** START Input rows **

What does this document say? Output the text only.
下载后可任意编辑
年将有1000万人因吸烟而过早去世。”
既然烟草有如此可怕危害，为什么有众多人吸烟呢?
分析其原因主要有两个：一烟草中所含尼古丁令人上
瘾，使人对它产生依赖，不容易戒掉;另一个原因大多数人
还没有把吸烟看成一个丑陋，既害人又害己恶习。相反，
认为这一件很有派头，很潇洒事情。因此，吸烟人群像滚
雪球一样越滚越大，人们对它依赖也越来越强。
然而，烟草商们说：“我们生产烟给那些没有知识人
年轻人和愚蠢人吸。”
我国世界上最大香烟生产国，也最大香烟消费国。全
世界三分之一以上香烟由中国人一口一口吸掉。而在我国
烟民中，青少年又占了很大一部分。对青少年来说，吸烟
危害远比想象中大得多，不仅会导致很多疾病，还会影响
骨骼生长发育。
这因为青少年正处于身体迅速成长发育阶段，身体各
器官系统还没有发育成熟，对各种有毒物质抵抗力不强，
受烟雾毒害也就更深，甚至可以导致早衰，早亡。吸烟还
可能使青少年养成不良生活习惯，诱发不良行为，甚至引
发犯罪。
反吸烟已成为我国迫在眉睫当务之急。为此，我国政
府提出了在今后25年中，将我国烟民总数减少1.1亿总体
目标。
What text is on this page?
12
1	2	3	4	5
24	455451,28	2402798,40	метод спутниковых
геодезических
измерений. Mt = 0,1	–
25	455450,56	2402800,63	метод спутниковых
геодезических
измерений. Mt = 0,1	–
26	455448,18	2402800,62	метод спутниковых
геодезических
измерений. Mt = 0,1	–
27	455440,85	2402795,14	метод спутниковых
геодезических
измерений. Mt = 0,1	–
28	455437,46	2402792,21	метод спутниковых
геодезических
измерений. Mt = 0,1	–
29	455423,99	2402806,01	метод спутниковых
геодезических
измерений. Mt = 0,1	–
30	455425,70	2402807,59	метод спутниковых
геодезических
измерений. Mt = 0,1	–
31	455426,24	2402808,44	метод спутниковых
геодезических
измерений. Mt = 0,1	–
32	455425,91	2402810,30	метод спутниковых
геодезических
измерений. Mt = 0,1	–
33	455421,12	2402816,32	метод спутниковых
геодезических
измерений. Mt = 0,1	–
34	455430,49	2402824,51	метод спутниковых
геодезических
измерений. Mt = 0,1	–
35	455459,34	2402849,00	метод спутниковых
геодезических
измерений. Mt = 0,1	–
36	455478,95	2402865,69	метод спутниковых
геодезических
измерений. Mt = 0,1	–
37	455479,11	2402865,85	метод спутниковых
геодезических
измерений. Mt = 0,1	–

** END Input rows **

__Challenge__. Show every line from the entries above in which "this" appears.

__Correct result__.
What does this document say? Output the text only.
What text is on this page?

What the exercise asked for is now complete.